→ **The exercise**: Return the full listing exactly as it is written.

→ **Records to use**:
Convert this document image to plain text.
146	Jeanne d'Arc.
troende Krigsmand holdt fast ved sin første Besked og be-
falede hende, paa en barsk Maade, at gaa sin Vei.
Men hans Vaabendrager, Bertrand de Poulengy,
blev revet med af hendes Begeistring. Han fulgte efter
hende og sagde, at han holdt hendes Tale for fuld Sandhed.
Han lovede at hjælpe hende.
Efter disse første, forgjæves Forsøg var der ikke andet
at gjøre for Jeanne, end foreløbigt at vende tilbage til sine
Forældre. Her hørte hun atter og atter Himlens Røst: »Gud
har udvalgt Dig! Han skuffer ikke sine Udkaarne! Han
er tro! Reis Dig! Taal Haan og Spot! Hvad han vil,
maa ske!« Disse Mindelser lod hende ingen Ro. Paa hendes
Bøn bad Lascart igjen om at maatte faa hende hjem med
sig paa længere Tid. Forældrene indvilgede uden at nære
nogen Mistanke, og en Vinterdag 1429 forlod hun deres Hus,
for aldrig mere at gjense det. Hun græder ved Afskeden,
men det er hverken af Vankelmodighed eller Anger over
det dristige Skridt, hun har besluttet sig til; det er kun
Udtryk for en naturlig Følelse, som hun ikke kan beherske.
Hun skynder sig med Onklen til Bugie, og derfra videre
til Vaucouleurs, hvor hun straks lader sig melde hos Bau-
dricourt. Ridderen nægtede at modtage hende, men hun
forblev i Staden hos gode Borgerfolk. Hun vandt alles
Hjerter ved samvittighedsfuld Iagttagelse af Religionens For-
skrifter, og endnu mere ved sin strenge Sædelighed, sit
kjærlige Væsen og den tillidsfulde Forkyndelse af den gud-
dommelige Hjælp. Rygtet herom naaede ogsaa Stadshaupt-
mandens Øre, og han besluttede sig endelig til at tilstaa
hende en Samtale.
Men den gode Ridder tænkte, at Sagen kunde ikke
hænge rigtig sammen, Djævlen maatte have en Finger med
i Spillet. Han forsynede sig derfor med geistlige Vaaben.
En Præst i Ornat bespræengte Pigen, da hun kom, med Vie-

→ **Solution for this task**:
Convert this document image to plain text.
146	Jeanne d'Arc.
troende Krigsmand holdt fast ved sin første Besked og be-
falede hende, paa en barsk Maade, at gaa sin Vei.
Men hans Vaabendrager, Bertrand de Poulengy,
blev revet med af hendes Begeistring. Han fulgte efter
hende og sagde, at han holdt hendes Tale for fuld Sandhed.
Han lovede at hjælpe hende.
Efter disse første, forgjæves Forsøg var der ikke andet
at gjøre for Jeanne, end foreløbigt at vende tilbage til sine
Forældre. Her hørte hun atter og atter Himlens Røst: »Gud
har udvalgt Dig! Han skuffer ikke sine Udkaarne! Han
er tro! Reis Dig! Taal Haan og Spot! Hvad han vil,
maa ske!« Disse Mindelser lod hende ingen Ro. Paa hendes
Bøn bad Lascart igjen om at maatte faa hende hjem med
sig paa længere Tid. Forældrene indvilgede uden at nære
nogen Mistanke, og en Vinterdag 1429 forlod hun deres Hus,
for aldrig mere at gjense det. Hun græder ved Afskeden,
men det er hverken af Vankelmodighed eller Anger over
det dristige Skridt, hun har besluttet sig til; det er kun
Udtryk for en naturlig Følelse, som hun ikke kan beherske.
Hun skynder sig med Onklen til Bugie, og derfra videre
til Vaucouleurs, hvor hun straks lader sig melde hos Bau-
dricourt. Ridderen nægtede at modtage hende, men hun
forblev i Staden hos gode Borgerfolk. Hun vandt alles
Hjerter ved samvittighedsfuld Iagttagelse af Religionens For-
skrifter, og endnu mere ved sin strenge Sædelighed, sit
kjærlige Væsen og den tillidsfulde Forkyndelse af den gud-
dommelige Hjælp. Rygtet herom naaede ogsaa Stadshaupt-
mandens Øre, og han besluttede sig endelig til at tilstaa
hende en Samtale.
Men den gode Ridder tænkte, at Sagen kunde ikke
hænge rigtig sammen, Djævlen maatte have en Finger med
i Spillet. Han forsynede sig derfor med geistlige Vaaben.
En Præst i Ornat bespræengte Pigen, da hun kom, med Vie-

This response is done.